§ Supplied material

+++++

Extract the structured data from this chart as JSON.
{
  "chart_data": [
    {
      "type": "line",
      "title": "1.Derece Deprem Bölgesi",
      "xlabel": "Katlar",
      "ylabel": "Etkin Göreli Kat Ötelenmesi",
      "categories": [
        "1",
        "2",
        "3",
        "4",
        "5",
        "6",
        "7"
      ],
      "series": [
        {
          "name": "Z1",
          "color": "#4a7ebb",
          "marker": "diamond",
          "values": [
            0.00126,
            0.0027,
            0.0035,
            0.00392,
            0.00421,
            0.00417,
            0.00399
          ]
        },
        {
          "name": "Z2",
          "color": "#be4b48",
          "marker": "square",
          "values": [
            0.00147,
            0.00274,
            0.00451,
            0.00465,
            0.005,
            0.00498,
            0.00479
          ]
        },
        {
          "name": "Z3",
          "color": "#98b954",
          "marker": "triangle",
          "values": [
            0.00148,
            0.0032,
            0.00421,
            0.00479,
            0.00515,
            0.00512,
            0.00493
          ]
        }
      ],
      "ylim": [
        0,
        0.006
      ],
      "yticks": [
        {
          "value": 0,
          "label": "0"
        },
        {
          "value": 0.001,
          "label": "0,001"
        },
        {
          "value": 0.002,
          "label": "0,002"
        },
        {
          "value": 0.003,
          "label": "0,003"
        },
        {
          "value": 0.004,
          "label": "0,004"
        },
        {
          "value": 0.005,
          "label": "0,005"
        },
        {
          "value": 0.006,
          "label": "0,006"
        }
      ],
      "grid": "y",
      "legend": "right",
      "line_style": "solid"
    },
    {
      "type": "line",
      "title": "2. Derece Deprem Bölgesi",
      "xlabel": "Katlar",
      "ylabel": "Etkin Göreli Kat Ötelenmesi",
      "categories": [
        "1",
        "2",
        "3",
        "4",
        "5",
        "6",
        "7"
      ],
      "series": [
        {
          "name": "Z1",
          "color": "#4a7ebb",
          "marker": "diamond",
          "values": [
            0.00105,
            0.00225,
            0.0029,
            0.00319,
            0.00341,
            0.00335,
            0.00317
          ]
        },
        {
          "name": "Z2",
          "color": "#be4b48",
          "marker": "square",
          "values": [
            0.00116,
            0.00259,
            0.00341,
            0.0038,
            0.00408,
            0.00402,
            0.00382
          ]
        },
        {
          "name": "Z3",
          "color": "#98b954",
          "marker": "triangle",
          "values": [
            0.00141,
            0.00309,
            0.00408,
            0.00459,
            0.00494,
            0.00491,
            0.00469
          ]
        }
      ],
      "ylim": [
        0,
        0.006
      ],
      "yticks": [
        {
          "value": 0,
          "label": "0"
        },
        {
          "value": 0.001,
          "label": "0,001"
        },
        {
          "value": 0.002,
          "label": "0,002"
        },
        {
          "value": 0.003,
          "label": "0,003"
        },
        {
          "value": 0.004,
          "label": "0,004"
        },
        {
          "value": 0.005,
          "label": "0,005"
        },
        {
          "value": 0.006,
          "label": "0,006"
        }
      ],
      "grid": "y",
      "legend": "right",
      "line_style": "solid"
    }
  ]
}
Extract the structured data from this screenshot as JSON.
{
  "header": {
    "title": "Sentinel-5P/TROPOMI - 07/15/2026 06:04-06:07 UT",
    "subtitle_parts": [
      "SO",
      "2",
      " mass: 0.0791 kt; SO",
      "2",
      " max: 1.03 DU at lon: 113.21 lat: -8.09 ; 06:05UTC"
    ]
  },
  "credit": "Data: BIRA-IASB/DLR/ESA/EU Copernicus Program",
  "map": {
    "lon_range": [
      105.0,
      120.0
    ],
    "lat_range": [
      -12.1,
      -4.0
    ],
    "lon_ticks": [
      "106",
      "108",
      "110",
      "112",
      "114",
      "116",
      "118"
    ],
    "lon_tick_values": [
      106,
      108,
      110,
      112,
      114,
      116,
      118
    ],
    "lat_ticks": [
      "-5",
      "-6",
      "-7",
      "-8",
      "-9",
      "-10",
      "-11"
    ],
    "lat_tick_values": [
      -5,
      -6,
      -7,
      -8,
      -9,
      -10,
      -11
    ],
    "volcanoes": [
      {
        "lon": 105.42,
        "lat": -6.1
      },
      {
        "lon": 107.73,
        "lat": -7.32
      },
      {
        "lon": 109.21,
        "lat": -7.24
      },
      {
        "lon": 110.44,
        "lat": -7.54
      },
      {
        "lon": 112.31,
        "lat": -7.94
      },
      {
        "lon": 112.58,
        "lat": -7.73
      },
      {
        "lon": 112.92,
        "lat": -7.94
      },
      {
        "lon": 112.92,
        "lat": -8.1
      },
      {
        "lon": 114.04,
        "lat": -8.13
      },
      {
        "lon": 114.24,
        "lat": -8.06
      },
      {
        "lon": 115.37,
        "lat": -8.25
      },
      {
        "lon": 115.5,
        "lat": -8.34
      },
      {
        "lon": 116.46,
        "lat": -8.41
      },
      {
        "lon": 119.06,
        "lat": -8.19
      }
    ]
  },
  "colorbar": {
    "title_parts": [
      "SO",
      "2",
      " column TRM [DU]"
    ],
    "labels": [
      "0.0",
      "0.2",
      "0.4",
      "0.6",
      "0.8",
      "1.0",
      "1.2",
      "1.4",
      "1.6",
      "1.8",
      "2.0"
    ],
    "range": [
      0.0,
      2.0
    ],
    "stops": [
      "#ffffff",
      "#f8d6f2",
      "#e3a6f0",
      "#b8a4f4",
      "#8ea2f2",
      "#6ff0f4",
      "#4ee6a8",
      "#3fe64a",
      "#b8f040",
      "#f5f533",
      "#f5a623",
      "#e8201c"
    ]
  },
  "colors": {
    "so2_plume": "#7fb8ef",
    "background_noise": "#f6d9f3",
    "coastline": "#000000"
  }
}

+++++

§ Work to do
All of the lines above must be returned exactly.

§ Result below
Extract the structured data from this chart as JSON.
{
  "chart_data": [
    {
      "type": "line",
      "title": "1.Derece Deprem Bölgesi",
      "xlabel": "Katlar",
      "ylabel": "Etkin Göreli Kat Ötelenmesi",
      "categories": [
        "1",
        "2",
        "3",
        "4",
        "5",
        "6",
        "7"
      ],
      "series": [
        {
          "name": "Z1",
          "color": "#4a7ebb",
          "marker": "diamond",
          "values": [
            0.00126,
            0.0027,
            0.0035,
            0.00392,
            0.00421,
            0.00417,
            0.00399
          ]
        },
        {
          "name": "Z2",
          "color": "#be4b48",
          "marker": "square",
          "values": [
            0.00147,
            0.00274,
            0.00451,
            0.00465,
            0.005,
            0.00498,
            0.00479
          ]
        },
        {
          "name": "Z3",
          "color": "#98b954",
          "marker": "triangle",
          "values": [
            0.00148,
            0.0032,
            0.00421,
            0.00479,
            0.00515,
            0.00512,
            0.00493
          ]
        }
      ],
      "ylim": [
        0,
        0.006
      ],
      "yticks": [
        {
          "value": 0,
          "label": "0"
        },
        {
          "value": 0.001,
          "label": "0,001"
        },
        {
          "value": 0.002,
          "label": "0,002"
        },
        {
          "value": 0.003,
          "label": "0,003"
        },
        {
          "value": 0.004,
          "label": "0,004"
        },
        {
          "value": 0.005,
          "label": "0,005"
        },
        {
          "value": 0.006,
          "label": "0,006"
        }
      ],
      "grid": "y",
      "legend": "right",
      "line_style": "solid"
    },
    {
      "type": "line",
      "title": "2. Derece Deprem Bölgesi",
      "xlabel": "Katlar",
      "ylabel": "Etkin Göreli Kat Ötelenmesi",
      "categories": [
        "1",
        "2",
        "3",
        "4",
        "5",
        "6",
        "7"
      ],
      "series": [
        {
          "name": "Z1",
          "color": "#4a7ebb",
          "marker": "diamond",
          "values": [
            0.00105,
            0.00225,
            0.0029,
            0.00319,
            0.00341,
            0.00335,
            0.00317
          ]
        },
        {
          "name": "Z2",
          "color": "#be4b48",
          "marker": "square",
          "values": [
            0.00116,
            0.00259,
            0.00341,
            0.0038,
            0.00408,
            0.00402,
            0.00382
          ]
        },
        {
          "name": "Z3",
          "color": "#98b954",
          "marker": "triangle",
          "values": [
            0.00141,
            0.00309,
            0.00408,
            0.00459,
            0.00494,
            0.00491,
            0.00469
          ]
        }
      ],
      "ylim": [
        0,
        0.006
      ],
      "yticks": [
        {
          "value": 0,
          "label": "0"
        },
        {
          "value": 0.001,
          "label": "0,001"
        },
        {
          "value": 0.002,
          "label": "0,002"
        },
        {
          "value": 0.003,
          "label": "0,003"
        },
        {
          "value": 0.004,
          "label": "0,004"
        },
        {
          "value": 0.005,
          "label": "0,005"
        },
        {
          "value": 0.006,
          "label": "0,006"
        }
      ],
      "grid": "y",
      "legend": "right",
      "line_style": "solid"
    }
  ]
}
Extract the structured data from this screenshot as JSON.
{
  "header": {
    "title": "Sentinel-5P/TROPOMI - 07/15/2026 06:04-06:07 UT",
    "subtitle_parts": [
      "SO",
      "2",
      " mass: 0.0791 kt; SO",
      "2",
      " max: 1.03 DU at lon: 113.21 lat: -8.09 ; 06:05UTC"
    ]
  },
  "credit": "Data: BIRA-IASB/DLR/ESA/EU Copernicus Program",
  "map": {
    "lon_range": [
      105.0,
      120.0
    ],
    "lat_range": [
      -12.1,
      -4.0
    ],
    "lon_ticks": [
      "106",
      "108",
      "110",
      "112",
      "114",
      "116",
      "118"
    ],
    "lon_tick_values": [
      106,
      108,
      110,
      112,
      114,
      116,
      118
    ],
    "lat_ticks": [
      "-5",
      "-6",
      "-7",
      "-8",
      "-9",
      "-10",
      "-11"
    ],
    "lat_tick_values": [
      -5,
      -6,
      -7,
      -8,
      -9,
      -10,
      -11
    ],
    "volcanoes": [
      {
        "lon": 105.42,
        "lat": -6.1
      },
      {
        "lon": 107.73,
        "lat": -7.32
      },
      {
        "lon": 109.21,
        "lat": -7.24
      },
      {
        "lon": 110.44,
        "lat": -7.54
      },
      {
        "lon": 112.31,
        "lat": -7.94
      },
      {
        "lon": 112.58,
        "lat": -7.73
      },
      {
        "lon": 112.92,
        "lat": -7.94
      },
      {
        "lon": 112.92,
        "lat": -8.1
      },
      {
        "lon": 114.04,
        "lat": -8.13
      },
      {
        "lon": 114.24,
        "lat": -8.06
      },
      {
        "lon": 115.37,
        "lat": -8.25
      },
      {
        "lon": 115.5,
        "lat": -8.34
      },
      {
        "lon": 116.46,
        "lat": -8.41
      },
      {
        "lon": 119.06,
        "lat": -8.19
      }
    ]
  },
  "colorbar": {
    "title_parts": [
      "SO",
      "2",
      " column TRM [DU]"
    ],
    "labels": [
      "0.0",
      "0.2",
      "0.4",
      "0.6",
      "0.8",
      "1.0",
      "1.2",
      "1.4",
      "1.6",
      "1.8",
      "2.0"
    ],
    "range": [
      0.0,
      2.0
    ],
    "stops": [
      "#ffffff",
      "#f8d6f2",
      "#e3a6f0",
      "#b8a4f4",
      "#8ea2f2",
      "#6ff0f4",
      "#4ee6a8",
      "#3fe64a",
      "#b8f040",
      "#f5f533",
      "#f5a623",
      "#e8201c"
    ]
  },
  "colors": {
    "so2_plume": "#7fb8ef",
    "background_noise": "#f6d9f3",
    "coastline": "#000000"
  }
}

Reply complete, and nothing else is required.